Trees in California communities are working overtime. From removing carbon dioxide and pollutants from the air, intercepting rainfall and increasing property values, California's 173.2 million city trees provide ecosystem services valued at $8.3 billion a year. However, according to a recent study, more benefits could be realized if the Golden State's urban forests didn't have the lowest canopy cover per capita in the nation.
"The structure, function and value of urban forests in California communities," recently published online in Urban Forestry and Urban Greening, reports that California's 109 square yards of city tree canopy per person lags behind other urban canopy-poor states, such as Nevada (110), Wyoming (146) and Montana (148). And there's no comparison with well-treed states, such as New Hampshire (1,514), Connecticut (1,214) or Alabama (1,182).

__Data for review__.
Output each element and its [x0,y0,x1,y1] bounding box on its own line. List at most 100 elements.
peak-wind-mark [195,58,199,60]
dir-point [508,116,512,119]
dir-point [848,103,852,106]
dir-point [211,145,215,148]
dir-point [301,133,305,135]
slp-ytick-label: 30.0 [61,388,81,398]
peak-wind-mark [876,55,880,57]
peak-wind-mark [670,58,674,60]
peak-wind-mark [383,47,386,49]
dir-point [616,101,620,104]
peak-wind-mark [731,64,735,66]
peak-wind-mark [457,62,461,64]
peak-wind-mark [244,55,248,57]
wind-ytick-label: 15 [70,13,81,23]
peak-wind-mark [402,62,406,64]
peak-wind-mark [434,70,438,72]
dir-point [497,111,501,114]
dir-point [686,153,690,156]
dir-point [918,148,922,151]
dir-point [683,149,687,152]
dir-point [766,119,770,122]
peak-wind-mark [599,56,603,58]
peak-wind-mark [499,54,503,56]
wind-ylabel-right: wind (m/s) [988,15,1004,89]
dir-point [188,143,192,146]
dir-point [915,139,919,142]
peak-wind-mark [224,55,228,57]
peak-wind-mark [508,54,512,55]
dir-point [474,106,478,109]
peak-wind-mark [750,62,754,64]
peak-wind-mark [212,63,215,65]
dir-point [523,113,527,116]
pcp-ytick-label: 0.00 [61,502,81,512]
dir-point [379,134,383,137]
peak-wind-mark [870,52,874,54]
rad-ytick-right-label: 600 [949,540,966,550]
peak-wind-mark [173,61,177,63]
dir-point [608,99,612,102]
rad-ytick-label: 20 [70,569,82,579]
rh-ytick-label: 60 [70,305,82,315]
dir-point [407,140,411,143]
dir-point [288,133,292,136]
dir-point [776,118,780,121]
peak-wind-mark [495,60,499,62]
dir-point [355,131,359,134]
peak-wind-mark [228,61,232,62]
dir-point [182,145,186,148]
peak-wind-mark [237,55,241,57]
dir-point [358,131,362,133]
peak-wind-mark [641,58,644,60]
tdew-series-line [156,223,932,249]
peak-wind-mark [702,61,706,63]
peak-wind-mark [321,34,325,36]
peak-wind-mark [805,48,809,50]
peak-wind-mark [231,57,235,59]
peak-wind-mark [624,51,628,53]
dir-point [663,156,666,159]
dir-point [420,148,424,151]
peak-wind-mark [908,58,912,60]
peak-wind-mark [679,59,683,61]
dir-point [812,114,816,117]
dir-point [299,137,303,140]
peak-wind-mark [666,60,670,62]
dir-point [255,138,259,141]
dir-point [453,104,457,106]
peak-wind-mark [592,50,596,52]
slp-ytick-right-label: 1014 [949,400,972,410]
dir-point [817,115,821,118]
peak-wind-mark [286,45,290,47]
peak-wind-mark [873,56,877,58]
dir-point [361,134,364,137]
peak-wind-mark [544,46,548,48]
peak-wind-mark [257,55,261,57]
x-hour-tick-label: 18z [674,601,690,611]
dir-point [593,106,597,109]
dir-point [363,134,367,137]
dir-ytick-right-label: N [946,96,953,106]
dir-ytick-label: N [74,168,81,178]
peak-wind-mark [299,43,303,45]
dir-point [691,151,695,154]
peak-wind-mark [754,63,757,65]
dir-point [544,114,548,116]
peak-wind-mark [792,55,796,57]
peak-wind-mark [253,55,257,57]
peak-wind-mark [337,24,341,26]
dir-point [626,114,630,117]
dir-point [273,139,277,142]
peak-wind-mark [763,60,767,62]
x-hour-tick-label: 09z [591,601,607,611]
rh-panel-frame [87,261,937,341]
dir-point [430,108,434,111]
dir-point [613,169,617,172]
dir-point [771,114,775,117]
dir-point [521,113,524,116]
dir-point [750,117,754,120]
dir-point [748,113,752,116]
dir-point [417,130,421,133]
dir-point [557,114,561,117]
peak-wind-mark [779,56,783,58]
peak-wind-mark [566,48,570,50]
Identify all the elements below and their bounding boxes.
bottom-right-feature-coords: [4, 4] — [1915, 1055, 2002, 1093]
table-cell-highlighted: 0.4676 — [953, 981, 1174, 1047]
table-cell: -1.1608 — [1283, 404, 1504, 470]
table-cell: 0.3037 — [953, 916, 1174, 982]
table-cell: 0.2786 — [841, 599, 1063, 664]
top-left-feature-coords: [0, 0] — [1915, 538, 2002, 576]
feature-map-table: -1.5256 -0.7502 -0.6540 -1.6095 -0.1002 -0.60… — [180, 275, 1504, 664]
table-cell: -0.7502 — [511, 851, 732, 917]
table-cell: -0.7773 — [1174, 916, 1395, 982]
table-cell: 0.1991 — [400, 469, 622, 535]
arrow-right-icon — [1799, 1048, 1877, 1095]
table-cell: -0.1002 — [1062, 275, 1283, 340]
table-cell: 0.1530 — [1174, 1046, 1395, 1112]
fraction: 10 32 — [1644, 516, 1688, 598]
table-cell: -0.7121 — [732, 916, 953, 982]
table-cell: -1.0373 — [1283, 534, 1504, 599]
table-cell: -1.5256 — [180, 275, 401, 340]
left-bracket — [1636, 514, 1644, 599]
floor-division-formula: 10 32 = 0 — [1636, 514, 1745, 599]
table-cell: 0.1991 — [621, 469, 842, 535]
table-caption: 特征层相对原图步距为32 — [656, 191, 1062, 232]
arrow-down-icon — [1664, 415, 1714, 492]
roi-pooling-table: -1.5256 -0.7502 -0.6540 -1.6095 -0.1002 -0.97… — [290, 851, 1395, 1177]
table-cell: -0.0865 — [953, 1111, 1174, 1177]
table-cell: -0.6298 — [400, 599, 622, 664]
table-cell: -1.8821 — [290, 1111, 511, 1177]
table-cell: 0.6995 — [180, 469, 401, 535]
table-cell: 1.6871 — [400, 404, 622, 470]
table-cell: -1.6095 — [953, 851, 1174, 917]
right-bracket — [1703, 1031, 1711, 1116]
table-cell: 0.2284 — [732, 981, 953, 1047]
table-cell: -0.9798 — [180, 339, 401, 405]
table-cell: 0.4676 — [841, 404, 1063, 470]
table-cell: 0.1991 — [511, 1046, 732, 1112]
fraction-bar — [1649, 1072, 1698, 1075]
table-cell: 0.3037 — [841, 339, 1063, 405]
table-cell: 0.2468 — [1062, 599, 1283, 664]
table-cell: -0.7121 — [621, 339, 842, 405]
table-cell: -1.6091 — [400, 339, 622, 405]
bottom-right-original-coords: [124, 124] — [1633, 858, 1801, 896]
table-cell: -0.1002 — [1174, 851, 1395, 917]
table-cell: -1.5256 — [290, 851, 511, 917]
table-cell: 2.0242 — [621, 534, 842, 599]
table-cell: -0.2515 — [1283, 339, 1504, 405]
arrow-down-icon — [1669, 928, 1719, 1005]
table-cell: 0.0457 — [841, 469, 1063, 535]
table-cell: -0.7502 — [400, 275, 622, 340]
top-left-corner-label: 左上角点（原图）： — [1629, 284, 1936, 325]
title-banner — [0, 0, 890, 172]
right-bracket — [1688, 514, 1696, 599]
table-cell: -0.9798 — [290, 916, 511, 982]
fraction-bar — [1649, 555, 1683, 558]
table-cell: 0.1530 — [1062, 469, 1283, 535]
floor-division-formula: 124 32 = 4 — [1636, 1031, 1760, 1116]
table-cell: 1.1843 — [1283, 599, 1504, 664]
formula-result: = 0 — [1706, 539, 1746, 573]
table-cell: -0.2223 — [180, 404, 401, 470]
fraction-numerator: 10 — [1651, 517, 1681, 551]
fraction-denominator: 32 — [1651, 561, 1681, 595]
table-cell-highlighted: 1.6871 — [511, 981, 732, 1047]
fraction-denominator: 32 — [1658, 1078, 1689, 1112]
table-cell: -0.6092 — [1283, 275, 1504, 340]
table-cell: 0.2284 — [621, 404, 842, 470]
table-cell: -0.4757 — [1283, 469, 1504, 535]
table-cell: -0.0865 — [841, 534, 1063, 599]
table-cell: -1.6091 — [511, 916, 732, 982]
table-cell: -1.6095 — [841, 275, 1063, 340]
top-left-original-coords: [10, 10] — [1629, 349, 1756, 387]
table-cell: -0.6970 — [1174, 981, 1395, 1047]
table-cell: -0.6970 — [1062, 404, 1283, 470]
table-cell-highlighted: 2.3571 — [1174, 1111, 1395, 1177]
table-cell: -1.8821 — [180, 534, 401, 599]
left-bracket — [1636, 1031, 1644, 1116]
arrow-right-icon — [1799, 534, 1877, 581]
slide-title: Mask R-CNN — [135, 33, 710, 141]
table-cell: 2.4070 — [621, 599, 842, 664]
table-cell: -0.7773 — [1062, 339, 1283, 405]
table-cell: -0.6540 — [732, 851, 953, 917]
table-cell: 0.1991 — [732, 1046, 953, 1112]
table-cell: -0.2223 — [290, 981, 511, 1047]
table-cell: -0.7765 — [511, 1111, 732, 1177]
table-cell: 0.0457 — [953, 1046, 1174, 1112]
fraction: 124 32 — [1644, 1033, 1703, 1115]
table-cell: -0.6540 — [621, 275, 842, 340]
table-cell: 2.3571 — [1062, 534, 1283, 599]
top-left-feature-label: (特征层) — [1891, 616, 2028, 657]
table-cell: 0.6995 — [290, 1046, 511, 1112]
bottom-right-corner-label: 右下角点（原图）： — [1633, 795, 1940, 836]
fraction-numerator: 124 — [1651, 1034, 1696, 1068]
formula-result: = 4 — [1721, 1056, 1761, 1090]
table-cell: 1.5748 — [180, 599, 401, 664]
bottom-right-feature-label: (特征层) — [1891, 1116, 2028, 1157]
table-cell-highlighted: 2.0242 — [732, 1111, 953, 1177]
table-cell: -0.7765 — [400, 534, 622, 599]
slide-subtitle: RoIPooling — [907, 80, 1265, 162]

__Instructions__.
a – Please extract from the passage on California's city trees the part starting at "Trees in California" and ending at "or Alabama (1,182).".
b – Name every state other than California whose city tree canopy per person is given in the passage on California's city trees.
c – Proceed with the passage on California's city trees, writing on from its final sentence.
The items have no connection to the passage on California's city trees.

__Replies__.
a –
Trees in California communities are working overtime. From removing carbon dioxide and pollutants from the air, intercepting rainfall and increasing property values, California's 173.2 million city trees provide ecosystem services valued at $8.3 billion a year. However, according to a recent study, more benefits could be realized if the Golden State's urban forests didn't have the lowest canopy cover per capita in the nation.
"The structure, function and value of urban forests in California communities," recently published online in Urban Forestry and Urban Greening, reports that California's 109 square yards of city tree canopy per person lags behind other urban canopy-poor states, such as Nevada (110), Wyoming (146) and Montana (148). And there's no comparison with well-treed states, such as New Hampshire (1,514), Connecticut (1,214) or Alabama (1,182).

b – Nevada, Wyoming, Montana, New Hampshire, Connecticut, Alabama

c –
"There's no question that Californians are deriving significant benefits from their urban forests," said Greg McPherson, lead author of the study and a research forester with the U.S. Forest Service's Pacific Southwest Research Station. "However, the fact remains that more can be done and will need to be done in light of the recent tree mortality epidemics plaguing some of our urban forests."
In southern California, for example, the invasive shot hole borer has killed thousands of city trees and poses a threat to 33 percent of the urban tree population in the region. More than 50 tree species there are reproductive hosts for the insect, making them vulnerable to the lethal fungus it transmits.
City tree population and species composition figures were generated through an analysis of 1,385 study plots located across the state. Costs and benefits of ecosystem services were derived through numerical models that factored in the tree's species, size and location across six climate zones within the state. Canopy cover estimates and state comparisons were calculated by analyzing aerial imagery from the 2012 National Agricultural Imagery Program.
"One of the factors driving the low per capita rating for California city trees could be the fact that 20 of the nation's 100 most densely populated cities are in California, meaning there's a higher volume of people in a confined space for trees," said Natalie van Doorn, study co-author and research urban ecologist with the Pacific Southwest Research Station. "California's arid summer climate also can suppress tree establishment and growth, which also could be a contributing factor for the results we observed."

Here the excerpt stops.